* START EXERCISE INPUTS *

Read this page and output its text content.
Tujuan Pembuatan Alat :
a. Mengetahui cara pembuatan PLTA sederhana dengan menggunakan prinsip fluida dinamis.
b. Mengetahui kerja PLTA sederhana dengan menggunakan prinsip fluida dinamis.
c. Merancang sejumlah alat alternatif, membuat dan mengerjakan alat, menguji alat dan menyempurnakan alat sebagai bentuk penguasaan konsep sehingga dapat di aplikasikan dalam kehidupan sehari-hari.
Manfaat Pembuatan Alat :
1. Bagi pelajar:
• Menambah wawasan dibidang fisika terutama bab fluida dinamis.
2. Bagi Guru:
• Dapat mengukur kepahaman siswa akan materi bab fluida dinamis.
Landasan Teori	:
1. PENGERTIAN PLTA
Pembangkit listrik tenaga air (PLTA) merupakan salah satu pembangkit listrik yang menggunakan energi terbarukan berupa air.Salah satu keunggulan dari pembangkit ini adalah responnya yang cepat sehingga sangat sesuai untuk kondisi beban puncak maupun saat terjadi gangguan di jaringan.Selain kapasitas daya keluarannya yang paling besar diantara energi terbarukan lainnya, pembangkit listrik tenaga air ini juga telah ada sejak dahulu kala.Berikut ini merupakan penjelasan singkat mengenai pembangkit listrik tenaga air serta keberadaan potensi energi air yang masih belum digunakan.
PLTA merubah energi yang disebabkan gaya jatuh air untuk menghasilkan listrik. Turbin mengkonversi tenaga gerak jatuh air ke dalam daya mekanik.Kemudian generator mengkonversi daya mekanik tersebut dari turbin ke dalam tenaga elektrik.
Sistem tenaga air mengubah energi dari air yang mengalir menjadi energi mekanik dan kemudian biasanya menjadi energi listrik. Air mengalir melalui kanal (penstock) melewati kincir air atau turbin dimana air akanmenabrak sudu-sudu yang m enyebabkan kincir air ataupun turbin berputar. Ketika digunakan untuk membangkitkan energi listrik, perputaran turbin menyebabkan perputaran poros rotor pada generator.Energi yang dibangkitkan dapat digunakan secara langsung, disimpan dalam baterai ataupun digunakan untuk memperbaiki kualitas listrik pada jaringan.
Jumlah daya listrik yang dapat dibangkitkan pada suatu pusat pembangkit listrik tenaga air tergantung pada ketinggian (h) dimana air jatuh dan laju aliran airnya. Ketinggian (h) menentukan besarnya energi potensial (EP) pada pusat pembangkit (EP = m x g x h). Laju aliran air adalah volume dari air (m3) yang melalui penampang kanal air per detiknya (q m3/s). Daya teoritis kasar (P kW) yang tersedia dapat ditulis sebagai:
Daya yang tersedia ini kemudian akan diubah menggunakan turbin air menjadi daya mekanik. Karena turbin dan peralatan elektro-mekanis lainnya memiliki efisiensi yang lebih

* END EXERCISE INPUTS *

### PROMPT
Write the entries again, exactly as they stand.

### RESULT FOR THIS EXERCISE
Read this page and output its text content.
Tujuan Pembuatan Alat :
a. Mengetahui cara pembuatan PLTA sederhana dengan menggunakan prinsip fluida dinamis.
b. Mengetahui kerja PLTA sederhana dengan menggunakan prinsip fluida dinamis.
c. Merancang sejumlah alat alternatif, membuat dan mengerjakan alat, menguji alat dan menyempurnakan alat sebagai bentuk penguasaan konsep sehingga dapat di aplikasikan dalam kehidupan sehari-hari.
Manfaat Pembuatan Alat :
1. Bagi pelajar:
• Menambah wawasan dibidang fisika terutama bab fluida dinamis.
2. Bagi Guru:
• Dapat mengukur kepahaman siswa akan materi bab fluida dinamis.
Landasan Teori	:
1. PENGERTIAN PLTA
Pembangkit listrik tenaga air (PLTA) merupakan salah satu pembangkit listrik yang menggunakan energi terbarukan berupa air.Salah satu keunggulan dari pembangkit ini adalah responnya yang cepat sehingga sangat sesuai untuk kondisi beban puncak maupun saat terjadi gangguan di jaringan.Selain kapasitas daya keluarannya yang paling besar diantara energi terbarukan lainnya, pembangkit listrik tenaga air ini juga telah ada sejak dahulu kala.Berikut ini merupakan penjelasan singkat mengenai pembangkit listrik tenaga air serta keberadaan potensi energi air yang masih belum digunakan.
PLTA merubah energi yang disebabkan gaya jatuh air untuk menghasilkan listrik. Turbin mengkonversi tenaga gerak jatuh air ke dalam daya mekanik.Kemudian generator mengkonversi daya mekanik tersebut dari turbin ke dalam tenaga elektrik.
Sistem tenaga air mengubah energi dari air yang mengalir menjadi energi mekanik dan kemudian biasanya menjadi energi listrik. Air mengalir melalui kanal (penstock) melewati kincir air atau turbin dimana air akanmenabrak sudu-sudu yang m enyebabkan kincir air ataupun turbin berputar. Ketika digunakan untuk membangkitkan energi listrik, perputaran turbin menyebabkan perputaran poros rotor pada generator.Energi yang dibangkitkan dapat digunakan secara langsung, disimpan dalam baterai ataupun digunakan untuk memperbaiki kualitas listrik pada jaringan.
Jumlah daya listrik yang dapat dibangkitkan pada suatu pusat pembangkit listrik tenaga air tergantung pada ketinggian (h) dimana air jatuh dan laju aliran airnya. Ketinggian (h) menentukan besarnya energi potensial (EP) pada pusat pembangkit (EP = m x g x h). Laju aliran air adalah volume dari air (m3) yang melalui penampang kanal air per detiknya (q m3/s). Daya teoritis kasar (P kW) yang tersedia dapat ditulis sebagai:
Daya yang tersedia ini kemudian akan diubah menggunakan turbin air menjadi daya mekanik. Karena turbin dan peralatan elektro-mekanis lainnya memiliki efisiensi yang lebih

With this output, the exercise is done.